__SHORT EXERCISE__: Keep every line where the word "garlic" appears; drop the rest.

__DATA ENTRIES__:
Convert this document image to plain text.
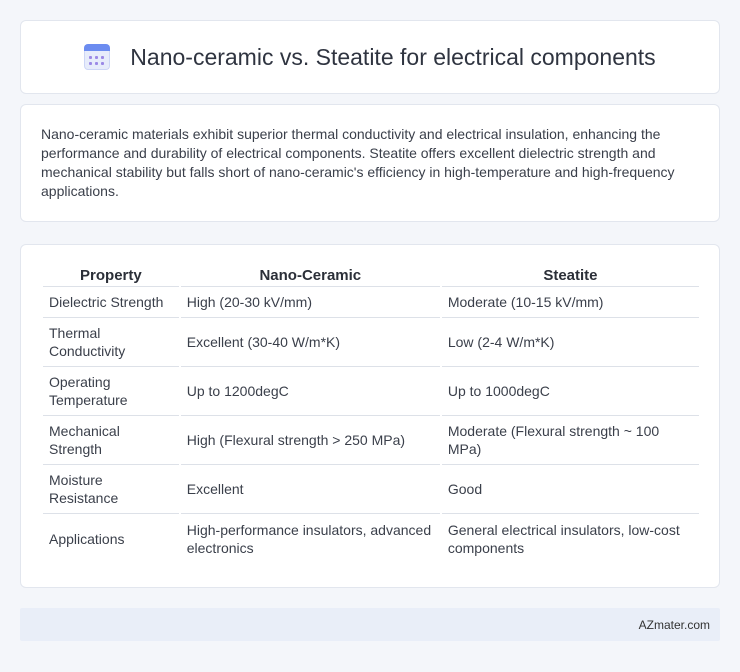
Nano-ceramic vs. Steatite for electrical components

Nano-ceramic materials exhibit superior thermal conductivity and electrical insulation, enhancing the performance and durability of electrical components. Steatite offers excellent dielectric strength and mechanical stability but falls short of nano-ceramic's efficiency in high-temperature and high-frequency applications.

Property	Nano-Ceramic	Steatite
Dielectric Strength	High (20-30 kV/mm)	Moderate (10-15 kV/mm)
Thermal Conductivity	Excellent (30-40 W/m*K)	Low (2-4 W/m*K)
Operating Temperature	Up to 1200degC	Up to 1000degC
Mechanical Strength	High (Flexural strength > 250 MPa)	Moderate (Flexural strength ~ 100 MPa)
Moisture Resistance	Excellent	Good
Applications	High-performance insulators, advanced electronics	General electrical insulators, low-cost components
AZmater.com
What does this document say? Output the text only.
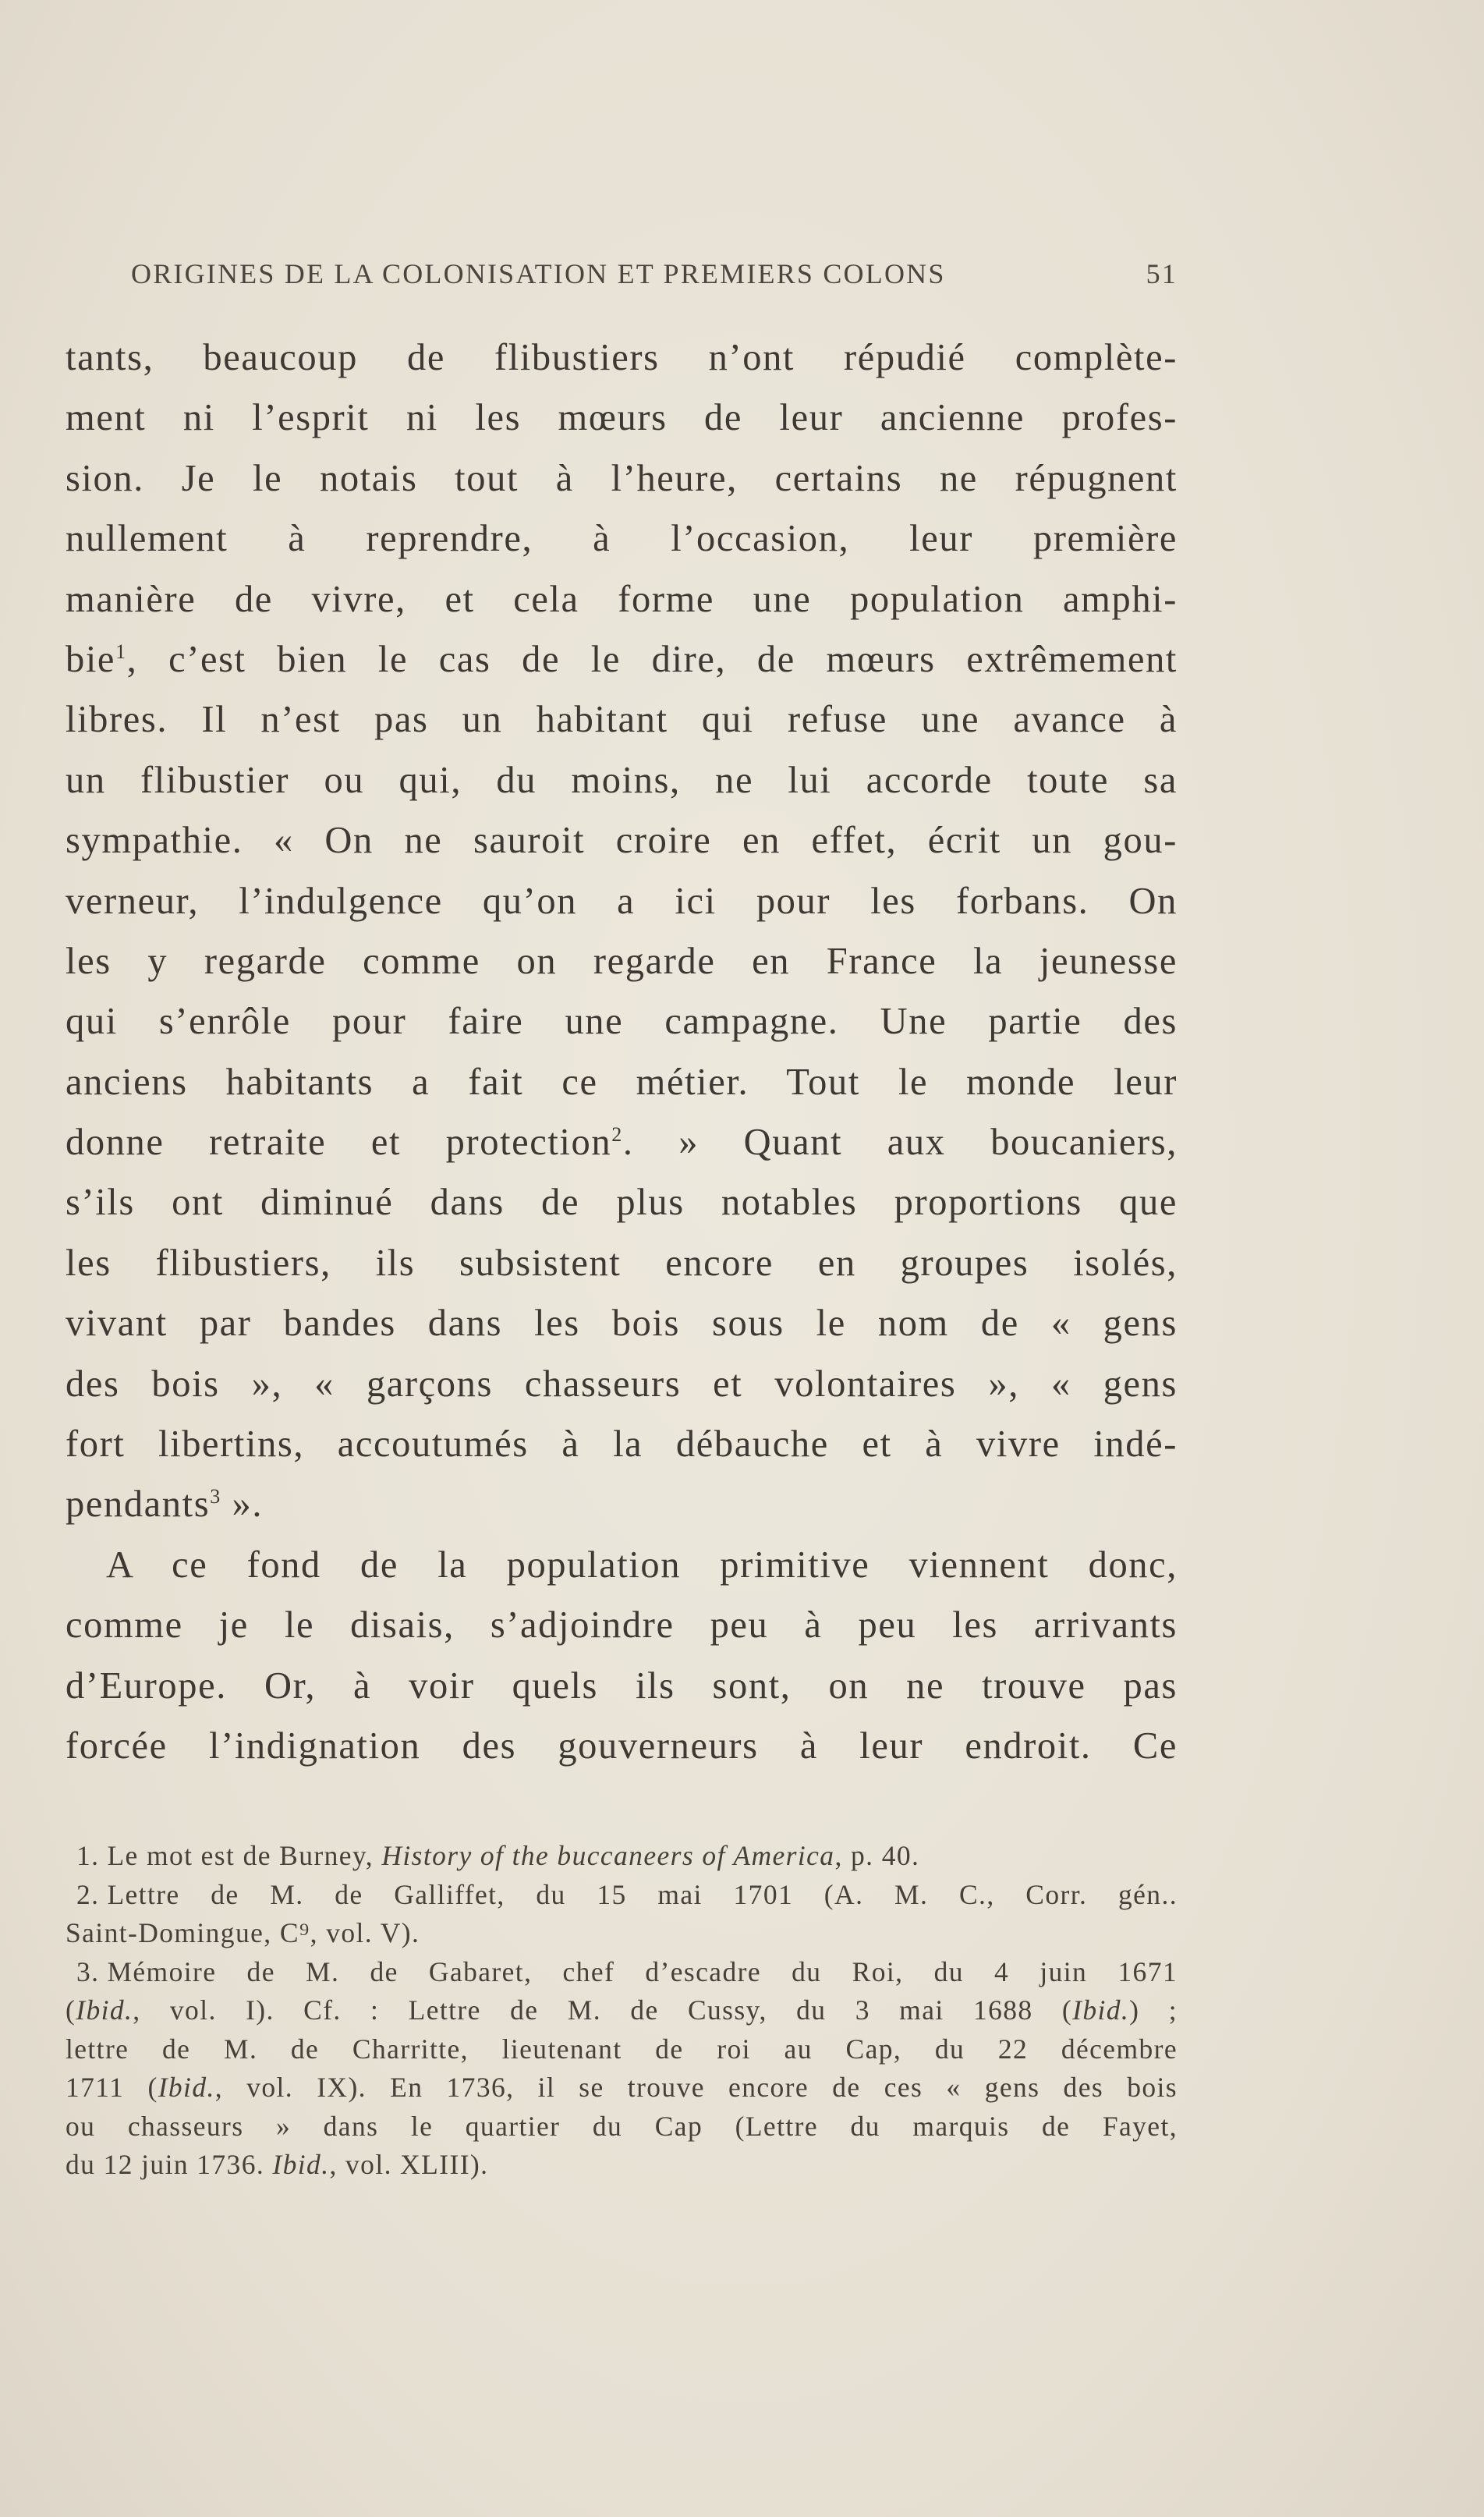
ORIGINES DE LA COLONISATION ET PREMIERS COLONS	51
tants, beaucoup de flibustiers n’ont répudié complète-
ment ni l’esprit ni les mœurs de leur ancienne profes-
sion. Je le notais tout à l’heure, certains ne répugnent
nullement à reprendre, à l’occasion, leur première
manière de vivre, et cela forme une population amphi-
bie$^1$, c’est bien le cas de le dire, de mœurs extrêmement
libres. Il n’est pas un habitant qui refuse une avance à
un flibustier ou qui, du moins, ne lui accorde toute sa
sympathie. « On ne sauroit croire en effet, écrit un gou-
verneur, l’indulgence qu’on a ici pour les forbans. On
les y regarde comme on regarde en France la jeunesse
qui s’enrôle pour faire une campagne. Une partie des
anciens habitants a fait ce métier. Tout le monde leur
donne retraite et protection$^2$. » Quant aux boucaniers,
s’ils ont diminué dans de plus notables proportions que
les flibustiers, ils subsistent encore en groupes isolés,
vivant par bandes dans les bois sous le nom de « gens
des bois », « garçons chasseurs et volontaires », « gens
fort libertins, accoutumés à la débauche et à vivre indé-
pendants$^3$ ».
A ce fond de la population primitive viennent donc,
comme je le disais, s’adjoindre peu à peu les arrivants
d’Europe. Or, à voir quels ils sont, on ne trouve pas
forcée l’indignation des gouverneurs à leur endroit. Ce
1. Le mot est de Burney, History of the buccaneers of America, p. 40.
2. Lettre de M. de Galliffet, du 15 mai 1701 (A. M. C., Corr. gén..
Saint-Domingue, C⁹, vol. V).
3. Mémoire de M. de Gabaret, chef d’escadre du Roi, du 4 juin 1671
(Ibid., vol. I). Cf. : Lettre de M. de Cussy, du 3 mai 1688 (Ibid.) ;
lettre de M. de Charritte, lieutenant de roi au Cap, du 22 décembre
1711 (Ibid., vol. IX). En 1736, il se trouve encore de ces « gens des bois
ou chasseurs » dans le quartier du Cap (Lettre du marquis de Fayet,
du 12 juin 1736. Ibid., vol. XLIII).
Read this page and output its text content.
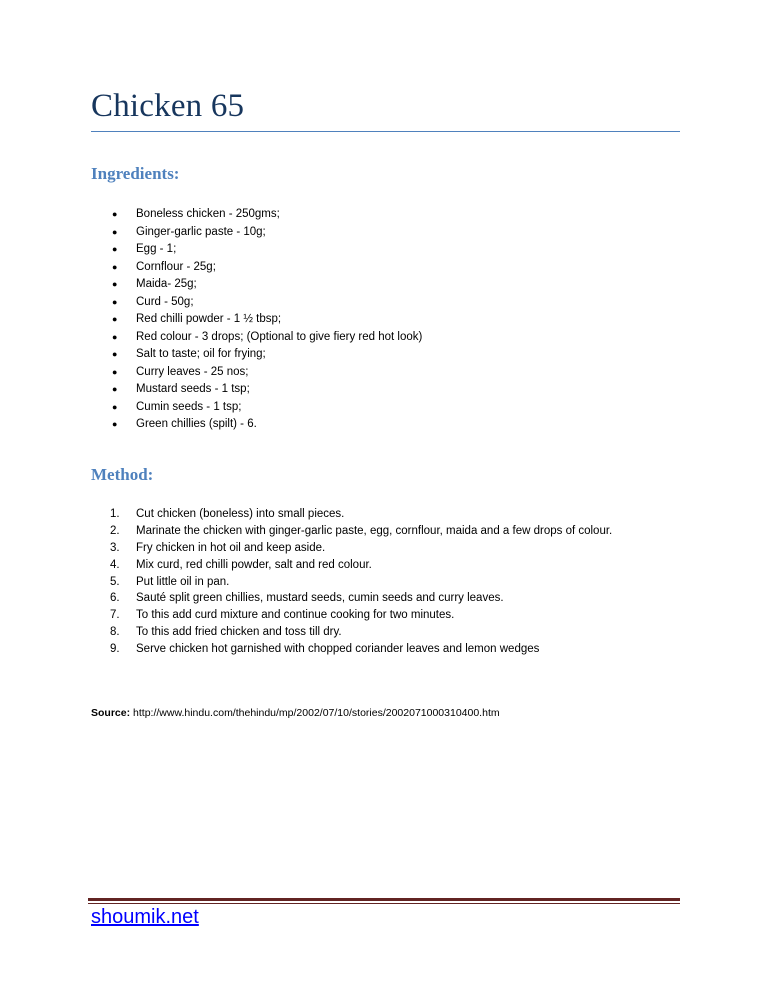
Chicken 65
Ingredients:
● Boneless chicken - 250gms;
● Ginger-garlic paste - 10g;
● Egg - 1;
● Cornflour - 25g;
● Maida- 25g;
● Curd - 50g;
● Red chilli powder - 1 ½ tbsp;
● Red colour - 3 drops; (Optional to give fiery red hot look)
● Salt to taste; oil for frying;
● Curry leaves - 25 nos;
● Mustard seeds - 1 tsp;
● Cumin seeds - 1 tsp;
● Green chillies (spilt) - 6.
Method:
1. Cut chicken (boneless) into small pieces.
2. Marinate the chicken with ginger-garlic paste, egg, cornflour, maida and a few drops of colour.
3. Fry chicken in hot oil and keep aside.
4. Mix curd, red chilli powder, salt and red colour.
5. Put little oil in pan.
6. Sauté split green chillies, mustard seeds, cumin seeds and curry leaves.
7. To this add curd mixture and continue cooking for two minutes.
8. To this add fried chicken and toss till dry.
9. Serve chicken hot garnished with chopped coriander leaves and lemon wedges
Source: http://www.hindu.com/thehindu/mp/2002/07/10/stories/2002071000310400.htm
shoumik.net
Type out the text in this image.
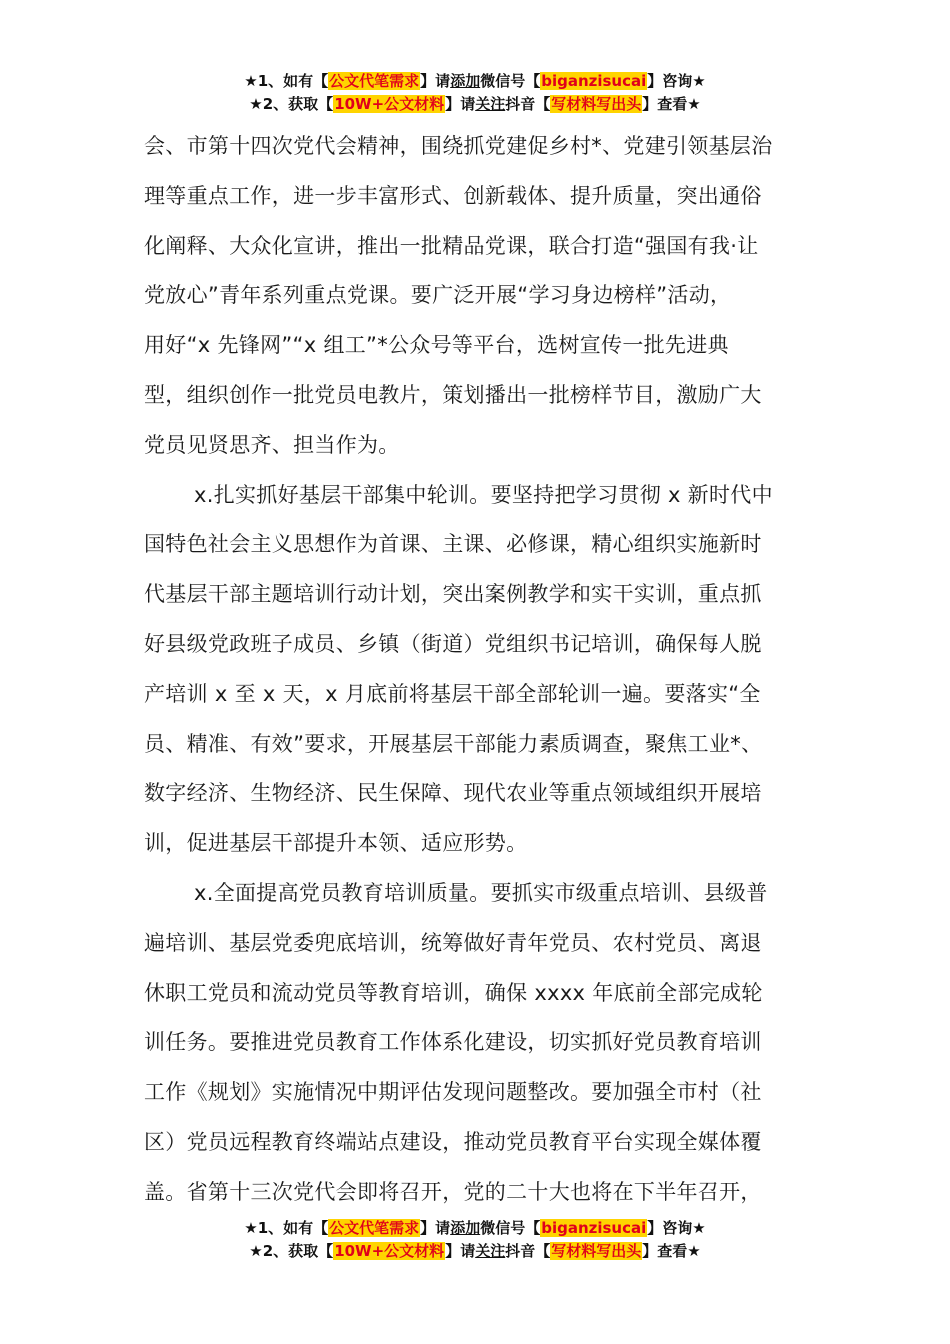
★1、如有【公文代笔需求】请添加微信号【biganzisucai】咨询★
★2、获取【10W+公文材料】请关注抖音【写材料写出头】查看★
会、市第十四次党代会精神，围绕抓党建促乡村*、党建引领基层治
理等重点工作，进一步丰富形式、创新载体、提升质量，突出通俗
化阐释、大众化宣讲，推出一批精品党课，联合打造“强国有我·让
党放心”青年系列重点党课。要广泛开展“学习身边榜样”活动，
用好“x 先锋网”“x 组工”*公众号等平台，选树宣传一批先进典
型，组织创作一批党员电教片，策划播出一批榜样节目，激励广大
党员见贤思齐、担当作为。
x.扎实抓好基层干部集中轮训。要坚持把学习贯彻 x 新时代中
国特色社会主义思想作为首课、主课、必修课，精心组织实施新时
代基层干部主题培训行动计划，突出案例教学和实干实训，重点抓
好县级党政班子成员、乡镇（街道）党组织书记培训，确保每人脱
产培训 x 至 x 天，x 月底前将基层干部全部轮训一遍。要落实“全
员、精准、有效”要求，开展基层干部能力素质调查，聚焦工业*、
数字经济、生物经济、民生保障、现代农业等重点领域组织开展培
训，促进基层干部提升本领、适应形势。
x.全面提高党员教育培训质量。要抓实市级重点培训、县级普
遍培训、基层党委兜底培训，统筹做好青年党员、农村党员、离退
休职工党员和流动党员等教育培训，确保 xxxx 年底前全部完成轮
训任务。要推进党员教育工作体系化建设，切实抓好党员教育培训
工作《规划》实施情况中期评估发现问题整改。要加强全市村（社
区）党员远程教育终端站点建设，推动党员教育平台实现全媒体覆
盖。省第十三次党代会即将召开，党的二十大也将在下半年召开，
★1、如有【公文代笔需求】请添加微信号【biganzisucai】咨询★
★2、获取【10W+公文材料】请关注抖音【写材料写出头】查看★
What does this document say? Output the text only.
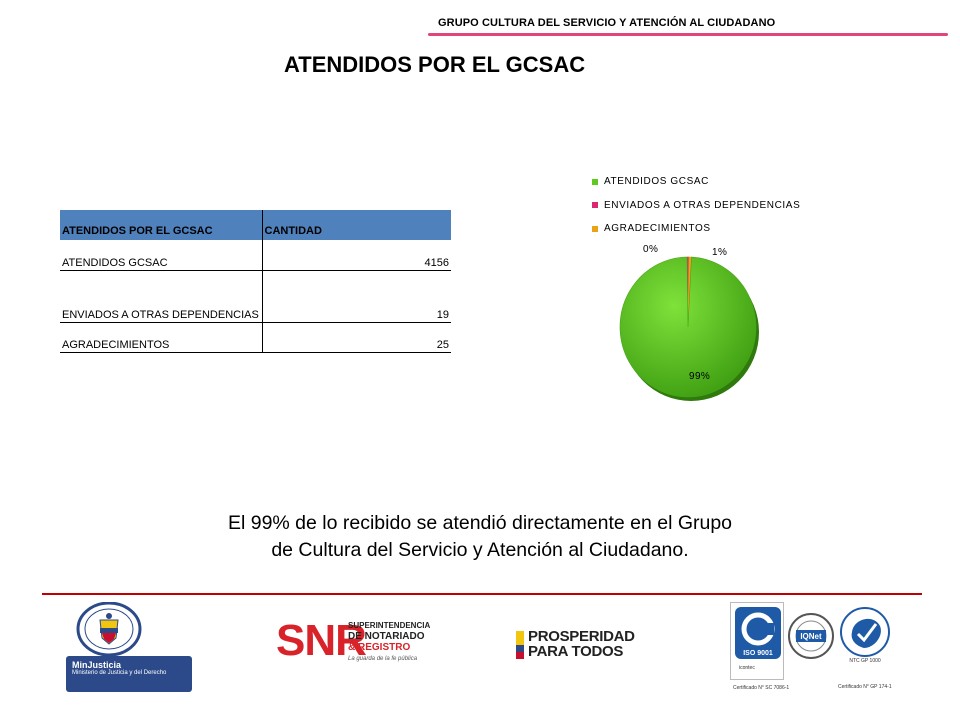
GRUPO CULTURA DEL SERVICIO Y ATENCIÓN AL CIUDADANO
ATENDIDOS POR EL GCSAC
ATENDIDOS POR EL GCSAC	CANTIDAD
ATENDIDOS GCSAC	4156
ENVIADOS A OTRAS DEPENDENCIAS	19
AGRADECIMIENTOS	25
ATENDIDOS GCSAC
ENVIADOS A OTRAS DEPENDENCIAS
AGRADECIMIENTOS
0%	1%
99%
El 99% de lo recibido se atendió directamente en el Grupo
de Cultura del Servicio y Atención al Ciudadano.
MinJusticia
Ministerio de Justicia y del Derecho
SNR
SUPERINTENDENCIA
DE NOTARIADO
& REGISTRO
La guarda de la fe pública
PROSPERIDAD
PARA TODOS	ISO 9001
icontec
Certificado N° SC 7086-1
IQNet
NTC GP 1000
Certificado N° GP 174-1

__SOLUTION TO THIS EXERCISE__:
● Ginger-garlic paste - 10g;
2. Marinate the chicken with ginger-garlic paste, egg, cornflour, maida and a few drops of colour.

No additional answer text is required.